### TASK GOAL
Find each line with "dopiero" and copy it.

### RECORDS FOR THIS TASK
--- Begin ---

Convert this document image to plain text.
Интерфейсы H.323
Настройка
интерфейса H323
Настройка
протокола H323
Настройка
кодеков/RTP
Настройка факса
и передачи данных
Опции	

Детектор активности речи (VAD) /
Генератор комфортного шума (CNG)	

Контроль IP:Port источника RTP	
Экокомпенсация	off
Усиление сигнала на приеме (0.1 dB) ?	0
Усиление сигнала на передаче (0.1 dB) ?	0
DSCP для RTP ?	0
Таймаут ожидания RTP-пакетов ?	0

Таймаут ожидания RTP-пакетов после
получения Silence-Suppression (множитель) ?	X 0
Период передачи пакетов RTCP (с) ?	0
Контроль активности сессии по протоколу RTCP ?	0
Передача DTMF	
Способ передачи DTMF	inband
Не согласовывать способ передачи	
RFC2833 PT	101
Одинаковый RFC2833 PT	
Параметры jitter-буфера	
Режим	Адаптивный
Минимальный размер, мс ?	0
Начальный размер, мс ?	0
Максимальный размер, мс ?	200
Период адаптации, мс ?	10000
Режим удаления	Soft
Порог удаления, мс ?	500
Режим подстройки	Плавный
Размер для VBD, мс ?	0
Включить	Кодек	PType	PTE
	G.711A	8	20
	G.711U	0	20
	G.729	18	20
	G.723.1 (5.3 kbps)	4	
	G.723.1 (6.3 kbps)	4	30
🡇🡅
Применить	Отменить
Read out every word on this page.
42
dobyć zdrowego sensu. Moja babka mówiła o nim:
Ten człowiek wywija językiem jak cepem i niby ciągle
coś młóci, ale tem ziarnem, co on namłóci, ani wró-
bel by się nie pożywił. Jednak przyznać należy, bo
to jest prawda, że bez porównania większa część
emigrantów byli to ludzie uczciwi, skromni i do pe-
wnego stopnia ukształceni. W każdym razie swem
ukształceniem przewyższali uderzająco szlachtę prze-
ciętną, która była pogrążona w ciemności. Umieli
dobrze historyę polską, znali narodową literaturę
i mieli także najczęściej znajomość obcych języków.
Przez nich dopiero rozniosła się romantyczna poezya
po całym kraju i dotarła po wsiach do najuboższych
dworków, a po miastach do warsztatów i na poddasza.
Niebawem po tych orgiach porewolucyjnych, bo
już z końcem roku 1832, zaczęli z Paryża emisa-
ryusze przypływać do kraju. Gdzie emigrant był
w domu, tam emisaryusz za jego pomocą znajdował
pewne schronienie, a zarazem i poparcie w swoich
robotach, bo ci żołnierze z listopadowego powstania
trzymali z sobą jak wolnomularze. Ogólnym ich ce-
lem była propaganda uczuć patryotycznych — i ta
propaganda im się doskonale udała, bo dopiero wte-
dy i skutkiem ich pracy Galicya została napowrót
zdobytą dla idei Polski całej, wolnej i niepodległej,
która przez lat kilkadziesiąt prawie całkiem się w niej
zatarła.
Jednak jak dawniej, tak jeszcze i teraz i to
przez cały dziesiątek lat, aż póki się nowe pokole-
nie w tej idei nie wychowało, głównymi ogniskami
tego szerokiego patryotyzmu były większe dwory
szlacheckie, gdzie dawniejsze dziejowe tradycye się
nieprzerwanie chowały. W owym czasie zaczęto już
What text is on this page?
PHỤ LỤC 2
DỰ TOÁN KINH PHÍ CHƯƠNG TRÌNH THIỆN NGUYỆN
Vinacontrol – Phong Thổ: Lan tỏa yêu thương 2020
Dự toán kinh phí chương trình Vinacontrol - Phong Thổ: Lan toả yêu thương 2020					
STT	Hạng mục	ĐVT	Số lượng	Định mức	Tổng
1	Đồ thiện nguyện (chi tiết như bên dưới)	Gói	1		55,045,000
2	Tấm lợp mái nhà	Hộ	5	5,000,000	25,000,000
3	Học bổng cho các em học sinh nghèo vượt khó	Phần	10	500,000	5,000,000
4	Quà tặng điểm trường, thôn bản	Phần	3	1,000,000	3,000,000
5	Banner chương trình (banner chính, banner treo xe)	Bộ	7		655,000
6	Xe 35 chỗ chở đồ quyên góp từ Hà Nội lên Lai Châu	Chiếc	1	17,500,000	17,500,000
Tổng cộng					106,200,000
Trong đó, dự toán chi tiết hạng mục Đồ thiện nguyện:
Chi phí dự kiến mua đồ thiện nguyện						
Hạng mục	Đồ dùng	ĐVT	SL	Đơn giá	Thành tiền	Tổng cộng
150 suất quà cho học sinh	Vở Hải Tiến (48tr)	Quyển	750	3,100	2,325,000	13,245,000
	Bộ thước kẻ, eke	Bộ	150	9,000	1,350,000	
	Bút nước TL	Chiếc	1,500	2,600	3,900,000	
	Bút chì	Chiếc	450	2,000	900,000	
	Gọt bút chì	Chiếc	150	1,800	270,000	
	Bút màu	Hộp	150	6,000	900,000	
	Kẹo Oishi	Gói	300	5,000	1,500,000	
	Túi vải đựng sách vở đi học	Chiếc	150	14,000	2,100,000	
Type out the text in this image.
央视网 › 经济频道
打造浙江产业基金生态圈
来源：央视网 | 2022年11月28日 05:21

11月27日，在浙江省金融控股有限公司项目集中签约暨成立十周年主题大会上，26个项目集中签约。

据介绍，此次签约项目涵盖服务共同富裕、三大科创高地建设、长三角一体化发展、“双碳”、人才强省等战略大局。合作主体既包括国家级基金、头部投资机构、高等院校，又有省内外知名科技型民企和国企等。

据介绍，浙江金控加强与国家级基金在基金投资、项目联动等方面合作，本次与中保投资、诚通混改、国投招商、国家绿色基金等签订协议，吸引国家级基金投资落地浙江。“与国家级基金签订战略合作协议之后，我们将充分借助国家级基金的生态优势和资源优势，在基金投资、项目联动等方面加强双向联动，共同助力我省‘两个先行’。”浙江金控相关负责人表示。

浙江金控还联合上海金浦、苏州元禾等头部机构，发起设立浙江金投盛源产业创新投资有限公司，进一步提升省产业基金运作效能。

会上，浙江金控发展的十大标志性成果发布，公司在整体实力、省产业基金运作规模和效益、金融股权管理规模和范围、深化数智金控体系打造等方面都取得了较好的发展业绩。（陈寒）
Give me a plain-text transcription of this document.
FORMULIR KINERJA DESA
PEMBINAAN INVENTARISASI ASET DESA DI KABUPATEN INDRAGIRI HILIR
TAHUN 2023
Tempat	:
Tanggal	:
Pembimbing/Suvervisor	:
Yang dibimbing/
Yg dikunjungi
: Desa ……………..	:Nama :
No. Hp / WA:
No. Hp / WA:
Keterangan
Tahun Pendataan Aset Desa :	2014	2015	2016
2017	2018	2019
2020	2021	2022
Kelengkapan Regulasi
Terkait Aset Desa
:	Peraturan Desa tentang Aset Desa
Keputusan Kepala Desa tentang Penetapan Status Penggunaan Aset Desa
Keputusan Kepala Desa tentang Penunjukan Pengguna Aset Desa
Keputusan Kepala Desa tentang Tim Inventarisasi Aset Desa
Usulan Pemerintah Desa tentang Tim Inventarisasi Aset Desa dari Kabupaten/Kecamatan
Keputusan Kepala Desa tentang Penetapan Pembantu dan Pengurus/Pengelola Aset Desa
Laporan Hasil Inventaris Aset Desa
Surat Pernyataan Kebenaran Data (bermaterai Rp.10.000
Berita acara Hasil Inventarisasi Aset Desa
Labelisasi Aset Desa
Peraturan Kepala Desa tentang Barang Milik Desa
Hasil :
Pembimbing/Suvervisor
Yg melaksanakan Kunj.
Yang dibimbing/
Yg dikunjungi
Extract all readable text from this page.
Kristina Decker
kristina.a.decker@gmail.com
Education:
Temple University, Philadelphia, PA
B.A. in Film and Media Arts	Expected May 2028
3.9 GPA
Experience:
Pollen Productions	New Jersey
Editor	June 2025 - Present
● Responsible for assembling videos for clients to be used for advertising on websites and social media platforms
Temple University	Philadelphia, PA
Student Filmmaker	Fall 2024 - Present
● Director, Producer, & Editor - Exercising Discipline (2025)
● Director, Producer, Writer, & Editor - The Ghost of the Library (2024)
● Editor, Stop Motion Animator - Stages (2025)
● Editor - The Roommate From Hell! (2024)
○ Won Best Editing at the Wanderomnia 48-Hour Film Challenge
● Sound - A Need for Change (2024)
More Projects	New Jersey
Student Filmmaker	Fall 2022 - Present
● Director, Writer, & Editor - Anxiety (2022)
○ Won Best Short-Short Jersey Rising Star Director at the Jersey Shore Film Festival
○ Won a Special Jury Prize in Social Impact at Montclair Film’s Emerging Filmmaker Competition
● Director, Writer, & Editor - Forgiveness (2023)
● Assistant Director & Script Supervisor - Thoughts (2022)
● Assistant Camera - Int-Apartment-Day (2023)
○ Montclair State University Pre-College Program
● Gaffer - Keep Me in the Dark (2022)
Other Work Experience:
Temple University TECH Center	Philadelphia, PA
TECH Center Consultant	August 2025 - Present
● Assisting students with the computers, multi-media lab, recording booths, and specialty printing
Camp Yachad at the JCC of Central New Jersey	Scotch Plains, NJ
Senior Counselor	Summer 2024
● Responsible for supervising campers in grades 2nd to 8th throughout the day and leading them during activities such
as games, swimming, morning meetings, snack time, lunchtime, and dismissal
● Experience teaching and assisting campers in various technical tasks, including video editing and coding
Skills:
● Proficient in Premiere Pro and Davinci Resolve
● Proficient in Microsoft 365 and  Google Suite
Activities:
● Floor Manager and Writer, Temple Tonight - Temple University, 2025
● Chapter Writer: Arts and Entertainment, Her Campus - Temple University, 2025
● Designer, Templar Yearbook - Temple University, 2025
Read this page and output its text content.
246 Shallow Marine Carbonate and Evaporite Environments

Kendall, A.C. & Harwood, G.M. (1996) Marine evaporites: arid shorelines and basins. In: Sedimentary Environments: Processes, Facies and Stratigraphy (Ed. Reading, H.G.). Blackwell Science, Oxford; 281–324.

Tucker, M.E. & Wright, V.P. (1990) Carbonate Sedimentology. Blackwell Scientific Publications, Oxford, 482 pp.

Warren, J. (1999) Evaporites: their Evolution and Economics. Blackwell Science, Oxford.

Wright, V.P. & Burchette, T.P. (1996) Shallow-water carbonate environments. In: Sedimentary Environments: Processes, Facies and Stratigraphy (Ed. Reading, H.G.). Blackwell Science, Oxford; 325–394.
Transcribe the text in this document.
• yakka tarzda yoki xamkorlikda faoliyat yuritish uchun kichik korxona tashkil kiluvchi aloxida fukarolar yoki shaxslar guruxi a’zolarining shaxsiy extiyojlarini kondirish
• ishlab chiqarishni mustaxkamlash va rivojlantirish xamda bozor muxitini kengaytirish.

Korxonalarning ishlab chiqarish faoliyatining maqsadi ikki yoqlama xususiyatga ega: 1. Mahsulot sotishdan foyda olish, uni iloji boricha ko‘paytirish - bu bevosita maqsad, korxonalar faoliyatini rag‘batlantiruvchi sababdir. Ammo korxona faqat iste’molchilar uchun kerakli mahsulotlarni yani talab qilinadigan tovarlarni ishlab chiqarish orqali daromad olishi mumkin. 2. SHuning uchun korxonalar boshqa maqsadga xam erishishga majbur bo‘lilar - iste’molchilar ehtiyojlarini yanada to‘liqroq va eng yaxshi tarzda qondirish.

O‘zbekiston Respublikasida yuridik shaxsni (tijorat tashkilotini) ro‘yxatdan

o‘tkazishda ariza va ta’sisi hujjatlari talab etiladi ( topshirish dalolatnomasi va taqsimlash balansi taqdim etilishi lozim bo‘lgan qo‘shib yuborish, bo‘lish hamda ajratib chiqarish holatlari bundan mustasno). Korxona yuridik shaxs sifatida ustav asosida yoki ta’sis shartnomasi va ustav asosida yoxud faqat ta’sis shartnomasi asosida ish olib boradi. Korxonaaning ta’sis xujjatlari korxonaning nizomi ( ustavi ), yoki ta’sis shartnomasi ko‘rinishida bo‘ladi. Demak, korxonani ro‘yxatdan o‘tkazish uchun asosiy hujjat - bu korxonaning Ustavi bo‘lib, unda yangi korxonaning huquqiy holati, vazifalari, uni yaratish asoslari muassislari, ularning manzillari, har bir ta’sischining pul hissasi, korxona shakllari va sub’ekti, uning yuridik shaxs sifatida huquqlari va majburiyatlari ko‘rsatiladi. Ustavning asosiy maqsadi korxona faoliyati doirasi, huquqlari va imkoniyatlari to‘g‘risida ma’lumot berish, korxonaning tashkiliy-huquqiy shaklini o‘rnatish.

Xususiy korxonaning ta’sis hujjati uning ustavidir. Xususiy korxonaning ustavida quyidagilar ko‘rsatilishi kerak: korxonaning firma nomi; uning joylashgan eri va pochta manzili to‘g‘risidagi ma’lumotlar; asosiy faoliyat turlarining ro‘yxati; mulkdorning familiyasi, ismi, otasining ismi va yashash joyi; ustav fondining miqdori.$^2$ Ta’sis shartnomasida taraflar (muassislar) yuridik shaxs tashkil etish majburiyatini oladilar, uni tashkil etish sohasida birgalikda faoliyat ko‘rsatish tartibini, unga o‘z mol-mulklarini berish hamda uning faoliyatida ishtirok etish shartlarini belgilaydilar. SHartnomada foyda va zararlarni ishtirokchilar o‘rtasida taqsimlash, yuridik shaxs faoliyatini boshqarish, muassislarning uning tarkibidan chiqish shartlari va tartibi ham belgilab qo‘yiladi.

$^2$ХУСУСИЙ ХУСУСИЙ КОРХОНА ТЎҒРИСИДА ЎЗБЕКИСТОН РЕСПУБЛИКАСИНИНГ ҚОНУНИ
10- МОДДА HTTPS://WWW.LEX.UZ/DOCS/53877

--- End ---

### RESPONSE FOR THIS EXERCISE
Przez nich dopiero rozniosła się romantyczna poezya
propaganda im się doskonale udała, bo dopiero wte-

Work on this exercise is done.